## GOAL OF THE EXERCISE
Give back all the data exactly, line by line.

--- Start SUPPLIED MATERIAL ---

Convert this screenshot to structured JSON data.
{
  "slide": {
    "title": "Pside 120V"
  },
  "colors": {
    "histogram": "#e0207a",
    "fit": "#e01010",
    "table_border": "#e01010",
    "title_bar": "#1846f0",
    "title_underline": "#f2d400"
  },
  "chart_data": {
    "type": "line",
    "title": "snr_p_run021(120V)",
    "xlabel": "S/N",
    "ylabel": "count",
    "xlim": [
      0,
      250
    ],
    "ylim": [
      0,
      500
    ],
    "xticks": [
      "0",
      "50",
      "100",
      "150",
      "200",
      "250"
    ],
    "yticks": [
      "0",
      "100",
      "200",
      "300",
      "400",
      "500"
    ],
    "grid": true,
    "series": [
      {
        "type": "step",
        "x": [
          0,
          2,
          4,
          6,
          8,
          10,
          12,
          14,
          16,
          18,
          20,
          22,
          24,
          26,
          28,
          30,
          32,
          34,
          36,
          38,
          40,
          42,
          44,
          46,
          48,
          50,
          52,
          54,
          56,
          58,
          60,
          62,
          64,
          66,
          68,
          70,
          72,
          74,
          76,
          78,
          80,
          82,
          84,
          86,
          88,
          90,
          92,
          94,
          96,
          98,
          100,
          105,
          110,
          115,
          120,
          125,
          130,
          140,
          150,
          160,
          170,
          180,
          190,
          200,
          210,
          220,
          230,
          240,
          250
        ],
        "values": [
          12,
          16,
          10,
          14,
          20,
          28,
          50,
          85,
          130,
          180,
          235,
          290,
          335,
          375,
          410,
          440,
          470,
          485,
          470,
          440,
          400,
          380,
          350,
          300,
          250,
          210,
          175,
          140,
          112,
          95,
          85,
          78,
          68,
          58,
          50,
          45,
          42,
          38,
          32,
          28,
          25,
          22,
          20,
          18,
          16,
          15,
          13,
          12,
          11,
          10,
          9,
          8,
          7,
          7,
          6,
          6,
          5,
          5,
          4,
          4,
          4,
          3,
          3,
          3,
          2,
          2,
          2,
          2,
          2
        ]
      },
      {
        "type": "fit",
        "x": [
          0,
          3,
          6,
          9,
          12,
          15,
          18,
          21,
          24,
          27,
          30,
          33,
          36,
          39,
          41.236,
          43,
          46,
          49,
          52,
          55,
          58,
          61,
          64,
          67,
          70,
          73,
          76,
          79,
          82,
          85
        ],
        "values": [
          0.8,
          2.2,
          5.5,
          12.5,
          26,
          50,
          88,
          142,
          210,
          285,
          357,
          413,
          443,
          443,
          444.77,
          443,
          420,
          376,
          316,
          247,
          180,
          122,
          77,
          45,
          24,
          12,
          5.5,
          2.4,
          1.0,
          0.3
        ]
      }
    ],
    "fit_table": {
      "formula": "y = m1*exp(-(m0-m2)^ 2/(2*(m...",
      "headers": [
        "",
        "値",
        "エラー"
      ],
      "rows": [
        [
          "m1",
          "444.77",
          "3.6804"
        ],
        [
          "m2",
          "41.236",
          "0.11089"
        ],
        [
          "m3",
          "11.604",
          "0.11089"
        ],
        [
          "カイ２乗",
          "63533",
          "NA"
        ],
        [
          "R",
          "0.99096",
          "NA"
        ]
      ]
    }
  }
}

--- End SUPPLIED MATERIAL ---

## ANSWER TO THIS EXERCISE
Convert this screenshot to structured JSON data.
{
  "slide": {
    "title": "Pside 120V"
  },
  "colors": {
    "histogram": "#e0207a",
    "fit": "#e01010",
    "table_border": "#e01010",
    "title_bar": "#1846f0",
    "title_underline": "#f2d400"
  },
  "chart_data": {
    "type": "line",
    "title": "snr_p_run021(120V)",
    "xlabel": "S/N",
    "ylabel": "count",
    "xlim": [
      0,
      250
    ],
    "ylim": [
      0,
      500
    ],
    "xticks": [
      "0",
      "50",
      "100",
      "150",
      "200",
      "250"
    ],
    "yticks": [
      "0",
      "100",
      "200",
      "300",
      "400",
      "500"
    ],
    "grid": true,
    "series": [
      {
        "type": "step",
        "x": [
          0,
          2,
          4,
          6,
          8,
          10,
          12,
          14,
          16,
          18,
          20,
          22,
          24,
          26,
          28,
          30,
          32,
          34,
          36,
          38,
          40,
          42,
          44,
          46,
          48,
          50,
          52,
          54,
          56,
          58,
          60,
          62,
          64,
          66,
          68,
          70,
          72,
          74,
          76,
          78,
          80,
          82,
          84,
          86,
          88,
          90,
          92,
          94,
          96,
          98,
          100,
          105,
          110,
          115,
          120,
          125,
          130,
          140,
          150,
          160,
          170,
          180,
          190,
          200,
          210,
          220,
          230,
          240,
          250
        ],
        "values": [
          12,
          16,
          10,
          14,
          20,
          28,
          50,
          85,
          130,
          180,
          235,
          290,
          335,
          375,
          410,
          440,
          470,
          485,
          470,
          440,
          400,
          380,
          350,
          300,
          250,
          210,
          175,
          140,
          112,
          95,
          85,
          78,
          68,
          58,
          50,
          45,
          42,
          38,
          32,
          28,
          25,
          22,
          20,
          18,
          16,
          15,
          13,
          12,
          11,
          10,
          9,
          8,
          7,
          7,
          6,
          6,
          5,
          5,
          4,
          4,
          4,
          3,
          3,
          3,
          2,
          2,
          2,
          2,
          2
        ]
      },
      {
        "type": "fit",
        "x": [
          0,
          3,
          6,
          9,
          12,
          15,
          18,
          21,
          24,
          27,
          30,
          33,
          36,
          39,
          41.236,
          43,
          46,
          49,
          52,
          55,
          58,
          61,
          64,
          67,
          70,
          73,
          76,
          79,
          82,
          85
        ],
        "values": [
          0.8,
          2.2,
          5.5,
          12.5,
          26,
          50,
          88,
          142,
          210,
          285,
          357,
          413,
          443,
          443,
          444.77,
          443,
          420,
          376,
          316,
          247,
          180,
          122,
          77,
          45,
          24,
          12,
          5.5,
          2.4,
          1.0,
          0.3
        ]
      }
    ],
    "fit_table": {
      "formula": "y = m1*exp(-(m0-m2)^ 2/(2*(m...",
      "headers": [
        "",
        "値",
        "エラー"
      ],
      "rows": [
        [
          "m1",
          "444.77",
          "3.6804"
        ],
        [
          "m2",
          "41.236",
          "0.11089"
        ],
        [
          "m3",
          "11.604",
          "0.11089"
        ],
        [
          "カイ２乗",
          "63533",
          "NA"
        ],
        [
          "R",
          "0.99096",
          "NA"
        ]
      ]
    }
  }
}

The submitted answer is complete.